━━ MATERIAL
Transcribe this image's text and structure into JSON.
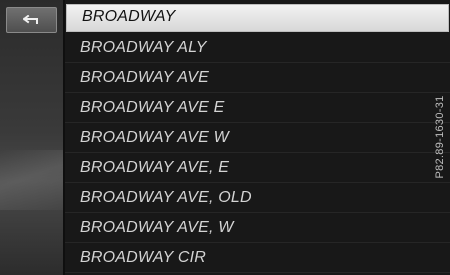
{
  "list": {
    "items": [
      {
        "label": "BROADWAY",
        "selected": true
      },
      {
        "label": "BROADWAY ALY",
        "selected": false
      },
      {
        "label": "BROADWAY AVE",
        "selected": false
      },
      {
        "label": "BROADWAY AVE E",
        "selected": false
      },
      {
        "label": "BROADWAY AVE W",
        "selected": false
      },
      {
        "label": "BROADWAY AVE, E",
        "selected": false
      },
      {
        "label": "BROADWAY AVE, OLD",
        "selected": false
      },
      {
        "label": "BROADWAY AVE, W",
        "selected": false
      },
      {
        "label": "BROADWAY CIR",
        "selected": false
      }
    ]
  },
  "back_button": {
    "icon": "back-arrow-icon"
  },
  "reference_code": "P82.89-1630-31",
  "colors": {
    "background": "#1c1c1c",
    "selected_row": "#e6e6e6",
    "text": "#d4d4d4"
  }
}
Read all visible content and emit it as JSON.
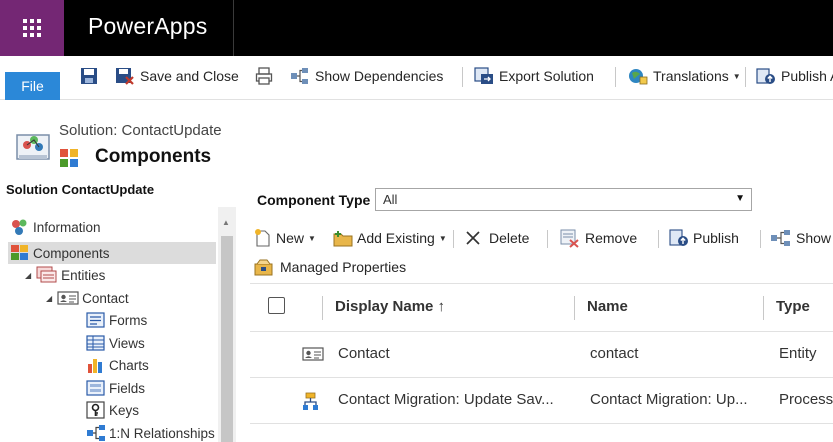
{
  "app": {
    "title": "PowerApps"
  },
  "commandbar": {
    "file_label": "File",
    "save_close": "Save and Close",
    "show_dependencies": "Show Dependencies",
    "export_solution": "Export Solution",
    "translations": "Translations",
    "publish_all": "Publish A"
  },
  "header": {
    "solution_subtitle": "Solution: ContactUpdate",
    "page_title": "Components"
  },
  "nav": {
    "heading": "Solution ContactUpdate",
    "items": [
      {
        "label": "Information",
        "icon": "information-icon",
        "level": 0
      },
      {
        "label": "Components",
        "icon": "components-icon",
        "level": 0,
        "selected": true
      },
      {
        "label": "Entities",
        "icon": "entities-icon",
        "level": 1
      },
      {
        "label": "Contact",
        "icon": "contact-entity-icon",
        "level": 2
      },
      {
        "label": "Forms",
        "icon": "forms-icon",
        "level": 3
      },
      {
        "label": "Views",
        "icon": "views-icon",
        "level": 3
      },
      {
        "label": "Charts",
        "icon": "charts-icon",
        "level": 3
      },
      {
        "label": "Fields",
        "icon": "fields-icon",
        "level": 3
      },
      {
        "label": "Keys",
        "icon": "keys-icon",
        "level": 3
      },
      {
        "label": "1:N Relationships",
        "icon": "relationships-icon",
        "level": 3
      }
    ]
  },
  "filter": {
    "label": "Component Type",
    "selected": "All"
  },
  "toolbar": {
    "new": "New",
    "add_existing": "Add Existing",
    "delete": "Delete",
    "remove": "Remove",
    "publish": "Publish",
    "show": "Show",
    "managed_properties": "Managed Properties"
  },
  "grid": {
    "columns": {
      "display_name": "Display Name ↑",
      "name": "Name",
      "type": "Type"
    },
    "rows": [
      {
        "display_name": "Contact",
        "name": "contact",
        "type": "Entity",
        "icon": "contact-entity-icon"
      },
      {
        "display_name": "Contact Migration: Update Sav...",
        "name": "Contact Migration: Up...",
        "type": "Process",
        "icon": "process-icon"
      }
    ]
  },
  "colors": {
    "waffle_bg": "#742774",
    "topbar_bg": "#000000",
    "file_button": "#2b88d8",
    "nav_selected": "#dcdcdc"
  }
}
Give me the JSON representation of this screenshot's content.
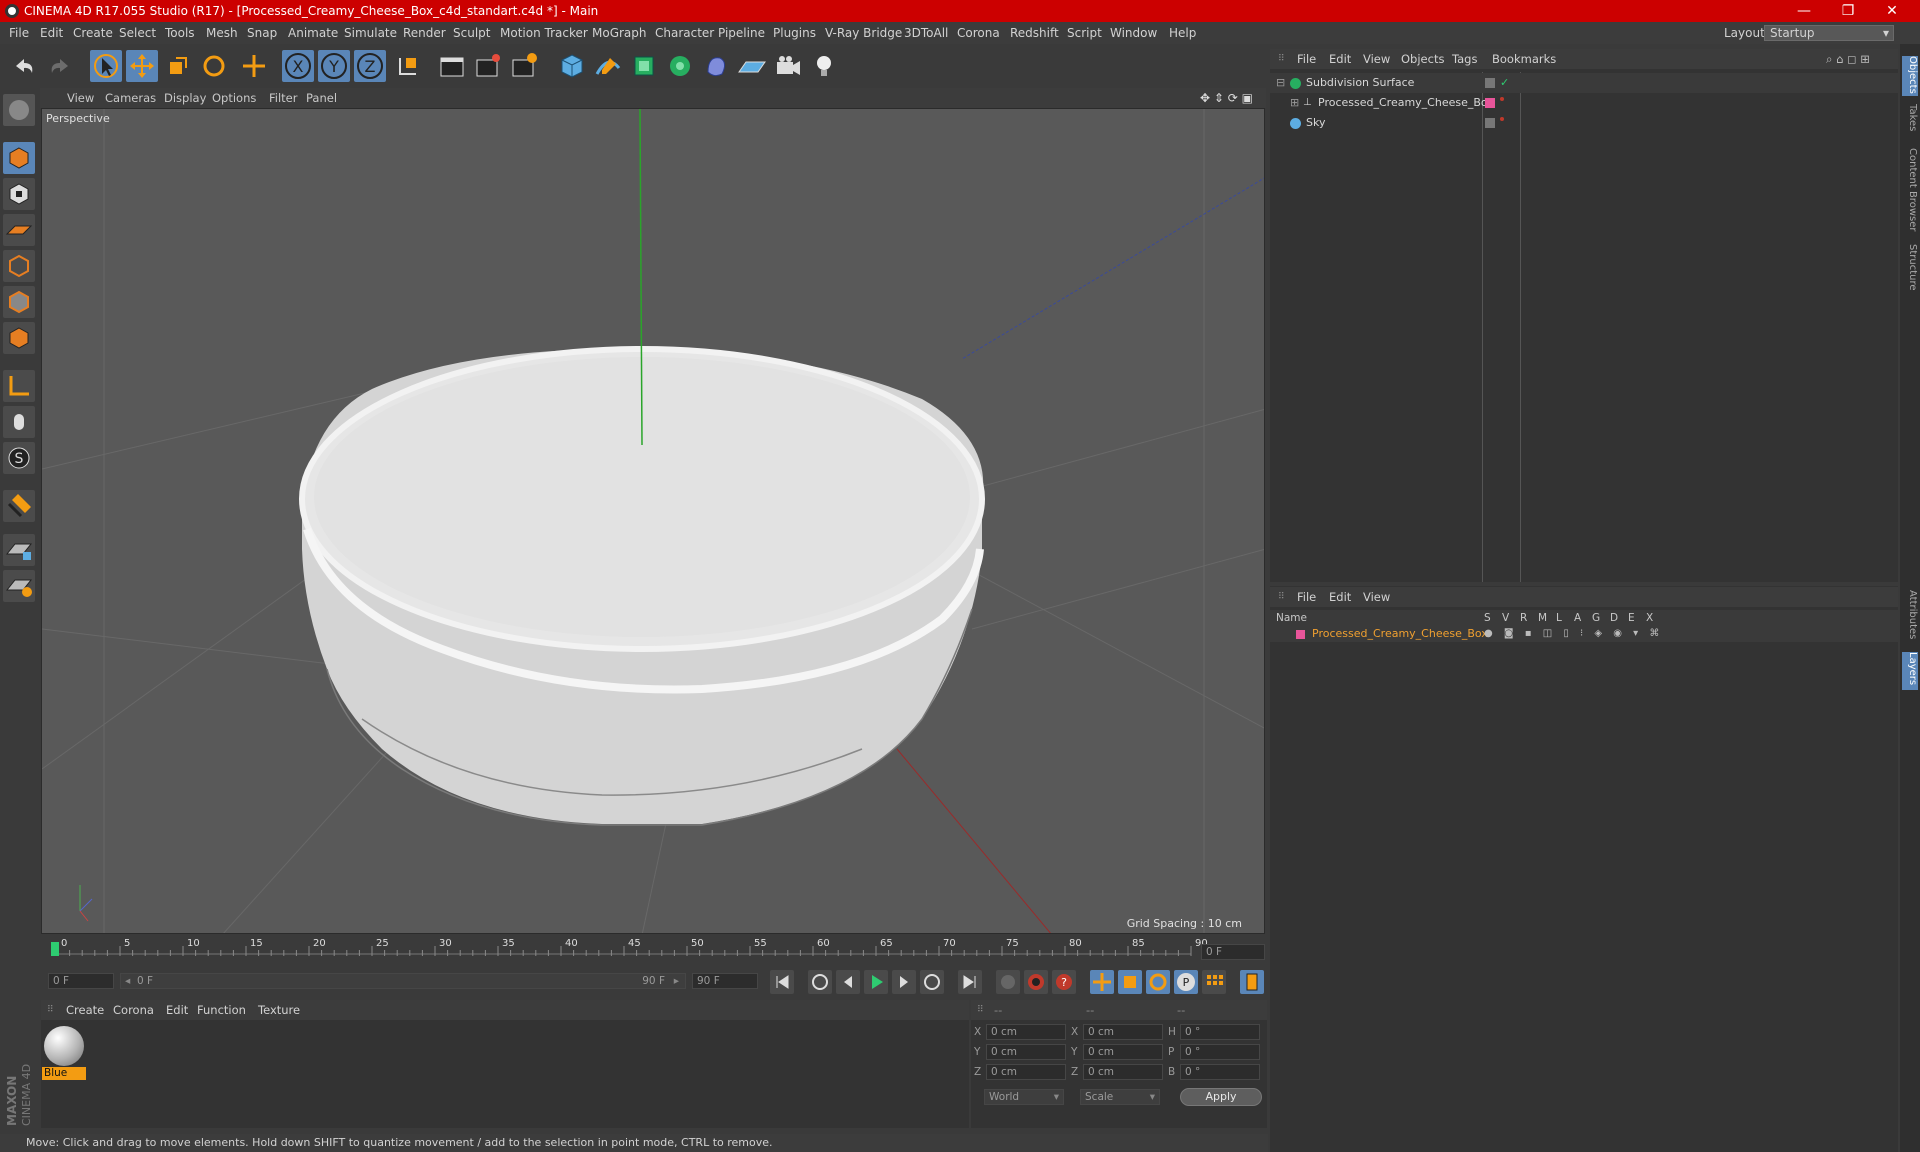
━━━━
• **THE EXERCISE**:
Replicate the material above verbatim; images stay out of the copy.

• **THE SOLUTION**:
Transcribe this image's text and structure into JSON.
{
  "list": {
    "items": [
      {
        "label": "BROADWAY",
        "selected": true
      },
      {
        "label": "BROADWAY ALY",
        "selected": false
      },
      {
        "label": "BROADWAY AVE",
        "selected": false
      },
      {
        "label": "BROADWAY AVE E",
        "selected": false
      },
      {
        "label": "BROADWAY AVE W",
        "selected": false
      },
      {
        "label": "BROADWAY AVE, E",
        "selected": false
      },
      {
        "label": "BROADWAY AVE, OLD",
        "selected": false
      },
      {
        "label": "BROADWAY AVE, W",
        "selected": false
      },
      {
        "label": "BROADWAY CIR",
        "selected": false
      }
    ]
  },
  "back_button": {
    "icon": "back-arrow-icon"
  },
  "reference_code": "P82.89-1630-31",
  "colors": {
    "background": "#1c1c1c",
    "selected_row": "#e6e6e6",
    "text": "#d4d4d4"
  }
}
Read all visible content and emit it as JSON.
{
  "app": {
    "title": "PowerApps"
  },
  "commandbar": {
    "file_label": "File",
    "save_close": "Save and Close",
    "show_dependencies": "Show Dependencies",
    "export_solution": "Export Solution",
    "translations": "Translations",
    "publish_all": "Publish A"
  },
  "header": {
    "solution_subtitle": "Solution: ContactUpdate",
    "page_title": "Components"
  },
  "nav": {
    "heading": "Solution ContactUpdate",
    "items": [
      {
        "label": "Information",
        "icon": "information-icon",
        "level": 0
      },
      {
        "label": "Components",
        "icon": "components-icon",
        "level": 0,
        "selected": true
      },
      {
        "label": "Entities",
        "icon": "entities-icon",
        "level": 1
      },
      {
        "label": "Contact",
        "icon": "contact-entity-icon",
        "level": 2
      },
      {
        "label": "Forms",
        "icon": "forms-icon",
        "level": 3
      },
      {
        "label": "Views",
        "icon": "views-icon",
        "level": 3
      },
      {
        "label": "Charts",
        "icon": "charts-icon",
        "level": 3
      },
      {
        "label": "Fields",
        "icon": "fields-icon",
        "level": 3
      },
      {
        "label": "Keys",
        "icon": "keys-icon",
        "level": 3
      },
      {
        "label": "1:N Relationships",
        "icon": "relationships-icon",
        "level": 3
      }
    ]
  },
  "filter": {
    "label": "Component Type",
    "selected": "All"
  },
  "toolbar": {
    "new": "New",
    "add_existing": "Add Existing",
    "delete": "Delete",
    "remove": "Remove",
    "publish": "Publish",
    "show": "Show",
    "managed_properties": "Managed Properties"
  },
  "grid": {
    "columns": {
      "display_name": "Display Name ↑",
      "name": "Name",
      "type": "Type"
    },
    "rows": [
      {
        "display_name": "Contact",
        "name": "contact",
        "type": "Entity",
        "icon": "contact-entity-icon"
      },
      {
        "display_name": "Contact Migration: Update Sav...",
        "name": "Contact Migration: Up...",
        "type": "Process",
        "icon": "process-icon"
      }
    ]
  },
  "colors": {
    "waffle_bg": "#742774",
    "topbar_bg": "#000000",
    "file_button": "#2b88d8",
    "nav_selected": "#dcdcdc"
  }
}
Give me the JSON representation of this screenshot's content.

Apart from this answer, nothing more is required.